Required task ->
Go through the entries one line at a time, and gather every line that has the word "Ribeira".
[Data supplied start]
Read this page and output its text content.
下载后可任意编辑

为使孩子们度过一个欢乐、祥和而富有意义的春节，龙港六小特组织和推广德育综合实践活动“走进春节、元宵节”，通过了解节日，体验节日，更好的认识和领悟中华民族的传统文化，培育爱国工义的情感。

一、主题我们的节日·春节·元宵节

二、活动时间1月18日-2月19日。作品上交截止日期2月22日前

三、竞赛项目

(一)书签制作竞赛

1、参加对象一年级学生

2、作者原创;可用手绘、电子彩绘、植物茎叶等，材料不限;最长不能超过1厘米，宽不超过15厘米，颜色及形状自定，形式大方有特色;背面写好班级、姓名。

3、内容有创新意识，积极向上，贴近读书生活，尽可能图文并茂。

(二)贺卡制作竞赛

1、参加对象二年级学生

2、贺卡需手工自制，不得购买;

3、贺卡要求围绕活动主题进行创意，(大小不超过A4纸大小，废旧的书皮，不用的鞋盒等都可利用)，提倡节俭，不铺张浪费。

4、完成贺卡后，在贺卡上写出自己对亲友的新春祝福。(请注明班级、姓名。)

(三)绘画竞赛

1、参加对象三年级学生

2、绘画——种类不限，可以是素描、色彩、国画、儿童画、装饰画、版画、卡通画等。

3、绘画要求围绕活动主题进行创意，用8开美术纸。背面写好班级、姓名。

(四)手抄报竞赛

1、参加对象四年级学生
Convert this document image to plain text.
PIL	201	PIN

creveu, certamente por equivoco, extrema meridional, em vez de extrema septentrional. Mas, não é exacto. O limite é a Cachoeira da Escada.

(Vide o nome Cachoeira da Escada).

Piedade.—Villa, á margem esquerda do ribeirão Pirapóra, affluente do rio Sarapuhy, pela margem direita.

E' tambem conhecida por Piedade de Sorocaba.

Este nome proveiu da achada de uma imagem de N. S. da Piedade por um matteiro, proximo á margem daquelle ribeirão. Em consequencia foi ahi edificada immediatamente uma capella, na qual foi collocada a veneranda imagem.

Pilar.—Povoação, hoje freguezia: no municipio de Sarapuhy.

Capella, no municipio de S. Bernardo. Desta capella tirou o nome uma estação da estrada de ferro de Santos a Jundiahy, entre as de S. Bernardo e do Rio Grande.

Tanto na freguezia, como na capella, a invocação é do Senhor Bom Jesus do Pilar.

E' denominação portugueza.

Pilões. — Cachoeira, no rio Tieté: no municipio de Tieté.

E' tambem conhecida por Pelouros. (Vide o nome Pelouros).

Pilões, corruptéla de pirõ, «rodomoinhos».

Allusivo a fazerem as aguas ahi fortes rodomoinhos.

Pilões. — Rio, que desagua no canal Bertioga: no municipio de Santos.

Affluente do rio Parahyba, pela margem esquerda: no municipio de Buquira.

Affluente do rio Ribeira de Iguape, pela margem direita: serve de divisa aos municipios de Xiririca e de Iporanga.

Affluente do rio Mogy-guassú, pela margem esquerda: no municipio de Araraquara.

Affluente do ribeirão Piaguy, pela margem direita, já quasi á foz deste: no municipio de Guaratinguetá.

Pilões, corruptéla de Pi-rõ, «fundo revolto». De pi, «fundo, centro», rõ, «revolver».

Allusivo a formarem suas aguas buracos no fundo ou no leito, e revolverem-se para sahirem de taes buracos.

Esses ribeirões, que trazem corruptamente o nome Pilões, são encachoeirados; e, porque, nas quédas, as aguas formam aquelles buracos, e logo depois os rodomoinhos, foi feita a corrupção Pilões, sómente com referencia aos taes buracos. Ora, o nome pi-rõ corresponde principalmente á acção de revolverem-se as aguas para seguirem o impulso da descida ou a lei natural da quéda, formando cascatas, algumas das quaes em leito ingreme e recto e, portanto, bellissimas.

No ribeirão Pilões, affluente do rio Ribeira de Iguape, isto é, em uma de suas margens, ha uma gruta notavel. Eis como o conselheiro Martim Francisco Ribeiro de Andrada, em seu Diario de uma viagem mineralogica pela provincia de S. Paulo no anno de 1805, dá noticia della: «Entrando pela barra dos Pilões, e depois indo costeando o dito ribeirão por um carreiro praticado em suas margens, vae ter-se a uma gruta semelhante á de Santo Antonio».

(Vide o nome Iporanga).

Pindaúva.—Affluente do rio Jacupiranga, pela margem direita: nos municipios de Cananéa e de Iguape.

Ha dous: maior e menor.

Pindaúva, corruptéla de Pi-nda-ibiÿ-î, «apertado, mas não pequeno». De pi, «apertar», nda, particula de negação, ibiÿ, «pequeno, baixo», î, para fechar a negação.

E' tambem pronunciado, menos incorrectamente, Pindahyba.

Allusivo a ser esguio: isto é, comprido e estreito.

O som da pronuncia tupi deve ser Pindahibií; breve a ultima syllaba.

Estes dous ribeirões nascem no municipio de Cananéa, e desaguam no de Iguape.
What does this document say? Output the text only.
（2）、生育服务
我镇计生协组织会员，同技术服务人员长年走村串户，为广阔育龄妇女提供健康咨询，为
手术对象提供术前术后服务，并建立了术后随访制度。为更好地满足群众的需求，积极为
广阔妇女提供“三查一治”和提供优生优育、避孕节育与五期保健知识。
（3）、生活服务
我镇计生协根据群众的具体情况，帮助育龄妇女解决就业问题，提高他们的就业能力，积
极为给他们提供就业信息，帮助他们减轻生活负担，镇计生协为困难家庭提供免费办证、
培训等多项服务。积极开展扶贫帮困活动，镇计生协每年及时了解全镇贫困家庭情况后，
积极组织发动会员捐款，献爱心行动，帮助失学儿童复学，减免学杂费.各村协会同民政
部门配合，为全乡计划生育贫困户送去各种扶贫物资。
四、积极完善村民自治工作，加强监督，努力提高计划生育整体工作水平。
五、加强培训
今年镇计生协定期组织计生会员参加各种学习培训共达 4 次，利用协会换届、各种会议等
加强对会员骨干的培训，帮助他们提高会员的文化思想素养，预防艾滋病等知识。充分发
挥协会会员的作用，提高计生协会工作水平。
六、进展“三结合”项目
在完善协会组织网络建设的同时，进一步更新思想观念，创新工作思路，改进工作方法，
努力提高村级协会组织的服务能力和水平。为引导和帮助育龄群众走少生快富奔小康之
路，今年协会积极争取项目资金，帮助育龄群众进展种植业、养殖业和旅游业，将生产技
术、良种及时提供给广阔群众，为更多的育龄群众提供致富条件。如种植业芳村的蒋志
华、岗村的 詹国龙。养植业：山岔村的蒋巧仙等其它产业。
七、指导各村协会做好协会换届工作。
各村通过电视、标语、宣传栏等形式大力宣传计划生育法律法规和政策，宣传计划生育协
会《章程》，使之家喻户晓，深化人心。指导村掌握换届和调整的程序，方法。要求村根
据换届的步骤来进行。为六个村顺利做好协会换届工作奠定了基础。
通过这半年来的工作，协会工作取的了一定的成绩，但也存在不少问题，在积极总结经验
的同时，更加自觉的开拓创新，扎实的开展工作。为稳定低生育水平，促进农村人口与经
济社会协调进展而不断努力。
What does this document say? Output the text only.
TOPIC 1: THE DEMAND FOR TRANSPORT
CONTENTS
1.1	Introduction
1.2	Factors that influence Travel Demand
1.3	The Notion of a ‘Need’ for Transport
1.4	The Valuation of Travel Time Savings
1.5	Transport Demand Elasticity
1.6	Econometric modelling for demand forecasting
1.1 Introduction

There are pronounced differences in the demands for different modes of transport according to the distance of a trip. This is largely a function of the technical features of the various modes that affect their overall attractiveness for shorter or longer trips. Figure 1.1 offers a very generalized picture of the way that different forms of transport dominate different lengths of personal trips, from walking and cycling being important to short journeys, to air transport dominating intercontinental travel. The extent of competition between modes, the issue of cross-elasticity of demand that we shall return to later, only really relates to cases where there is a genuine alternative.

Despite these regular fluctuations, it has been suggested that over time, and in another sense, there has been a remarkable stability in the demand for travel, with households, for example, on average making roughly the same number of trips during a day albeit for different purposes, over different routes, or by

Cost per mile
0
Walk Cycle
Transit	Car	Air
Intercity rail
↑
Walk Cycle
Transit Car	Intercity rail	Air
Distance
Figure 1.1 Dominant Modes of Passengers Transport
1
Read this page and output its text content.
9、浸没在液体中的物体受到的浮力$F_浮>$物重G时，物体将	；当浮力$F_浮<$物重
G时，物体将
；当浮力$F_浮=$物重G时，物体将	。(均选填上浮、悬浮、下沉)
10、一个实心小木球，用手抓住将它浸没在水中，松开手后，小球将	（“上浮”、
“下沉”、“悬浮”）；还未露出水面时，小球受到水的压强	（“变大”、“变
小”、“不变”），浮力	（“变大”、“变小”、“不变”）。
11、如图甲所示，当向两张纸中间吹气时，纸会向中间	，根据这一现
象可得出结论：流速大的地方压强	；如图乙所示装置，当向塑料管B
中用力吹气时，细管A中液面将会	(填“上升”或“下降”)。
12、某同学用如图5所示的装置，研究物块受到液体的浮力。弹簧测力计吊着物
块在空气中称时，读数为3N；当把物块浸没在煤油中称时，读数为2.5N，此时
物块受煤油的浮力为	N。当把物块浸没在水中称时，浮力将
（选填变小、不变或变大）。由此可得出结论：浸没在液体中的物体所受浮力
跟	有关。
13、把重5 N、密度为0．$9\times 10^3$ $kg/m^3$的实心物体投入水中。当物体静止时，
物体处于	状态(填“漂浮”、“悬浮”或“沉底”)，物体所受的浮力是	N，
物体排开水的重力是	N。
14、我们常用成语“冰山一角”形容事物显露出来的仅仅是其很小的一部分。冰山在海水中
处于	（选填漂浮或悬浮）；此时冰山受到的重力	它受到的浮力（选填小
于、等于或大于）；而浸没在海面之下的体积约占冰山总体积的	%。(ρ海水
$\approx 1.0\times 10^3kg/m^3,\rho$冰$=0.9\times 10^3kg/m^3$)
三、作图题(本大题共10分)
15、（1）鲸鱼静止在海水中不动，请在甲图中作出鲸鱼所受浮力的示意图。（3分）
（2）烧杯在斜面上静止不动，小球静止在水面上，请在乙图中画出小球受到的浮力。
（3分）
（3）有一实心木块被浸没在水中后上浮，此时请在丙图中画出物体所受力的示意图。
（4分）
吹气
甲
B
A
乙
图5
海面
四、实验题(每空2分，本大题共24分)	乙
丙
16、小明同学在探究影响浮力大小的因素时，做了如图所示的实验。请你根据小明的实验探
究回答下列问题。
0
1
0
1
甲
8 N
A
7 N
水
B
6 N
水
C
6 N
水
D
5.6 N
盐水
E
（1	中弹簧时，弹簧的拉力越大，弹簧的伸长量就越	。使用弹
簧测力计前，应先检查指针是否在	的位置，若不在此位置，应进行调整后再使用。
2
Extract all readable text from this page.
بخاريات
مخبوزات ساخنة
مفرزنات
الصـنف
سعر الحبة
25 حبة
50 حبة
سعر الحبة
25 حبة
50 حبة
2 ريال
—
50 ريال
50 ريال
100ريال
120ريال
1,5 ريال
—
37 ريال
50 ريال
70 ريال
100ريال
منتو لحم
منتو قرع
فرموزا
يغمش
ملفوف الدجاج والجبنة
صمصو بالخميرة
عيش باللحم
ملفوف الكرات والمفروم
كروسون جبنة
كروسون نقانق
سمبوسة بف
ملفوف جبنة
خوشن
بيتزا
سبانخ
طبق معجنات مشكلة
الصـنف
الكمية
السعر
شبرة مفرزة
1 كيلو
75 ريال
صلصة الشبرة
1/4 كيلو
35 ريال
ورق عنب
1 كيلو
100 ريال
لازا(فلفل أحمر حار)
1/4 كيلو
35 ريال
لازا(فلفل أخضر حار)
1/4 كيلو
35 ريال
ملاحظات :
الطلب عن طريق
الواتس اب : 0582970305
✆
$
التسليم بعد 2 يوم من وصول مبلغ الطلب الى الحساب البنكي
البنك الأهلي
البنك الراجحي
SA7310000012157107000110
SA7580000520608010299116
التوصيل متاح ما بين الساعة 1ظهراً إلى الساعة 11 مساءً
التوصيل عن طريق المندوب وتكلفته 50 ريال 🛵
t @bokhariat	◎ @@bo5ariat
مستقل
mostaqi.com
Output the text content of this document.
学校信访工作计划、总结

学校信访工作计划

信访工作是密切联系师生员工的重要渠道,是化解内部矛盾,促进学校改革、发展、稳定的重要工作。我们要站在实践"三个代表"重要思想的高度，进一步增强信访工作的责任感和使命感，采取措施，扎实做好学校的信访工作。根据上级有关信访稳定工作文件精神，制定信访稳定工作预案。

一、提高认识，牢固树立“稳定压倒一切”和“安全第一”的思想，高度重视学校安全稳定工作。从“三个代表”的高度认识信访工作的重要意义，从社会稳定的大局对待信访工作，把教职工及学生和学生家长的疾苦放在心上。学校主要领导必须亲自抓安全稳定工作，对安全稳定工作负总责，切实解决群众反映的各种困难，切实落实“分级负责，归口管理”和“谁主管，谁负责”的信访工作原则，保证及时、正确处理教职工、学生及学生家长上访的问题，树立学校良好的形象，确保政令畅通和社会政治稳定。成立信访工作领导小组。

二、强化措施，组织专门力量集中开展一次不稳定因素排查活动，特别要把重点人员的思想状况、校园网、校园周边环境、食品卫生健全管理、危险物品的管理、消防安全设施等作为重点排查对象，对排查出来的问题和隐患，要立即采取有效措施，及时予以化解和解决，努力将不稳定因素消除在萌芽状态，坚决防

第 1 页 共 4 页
[Data supplied end]
The reply ->
Affluente do rio Ribeira de Iguape, pela margem direita: serve de divisa aos municipios de Xiririca e de Iporanga.
No ribeirão Pilões, affluente do rio Ribeira de Iguape, isto é, em uma de suas margens, ha uma gruta notavel. Eis como o conselheiro Martim Francisco Ribeiro de Andrada, em seu Diario de uma viagem mineralogica pela provincia de S. Paulo no anno de 1805, dá noticia della: «Entrando pela barra dos Pilões, e depois indo costeando o dito ribeirão por um carreiro praticado em suas margens, vae ter-se a uma gruta semelhante á de Santo Antonio».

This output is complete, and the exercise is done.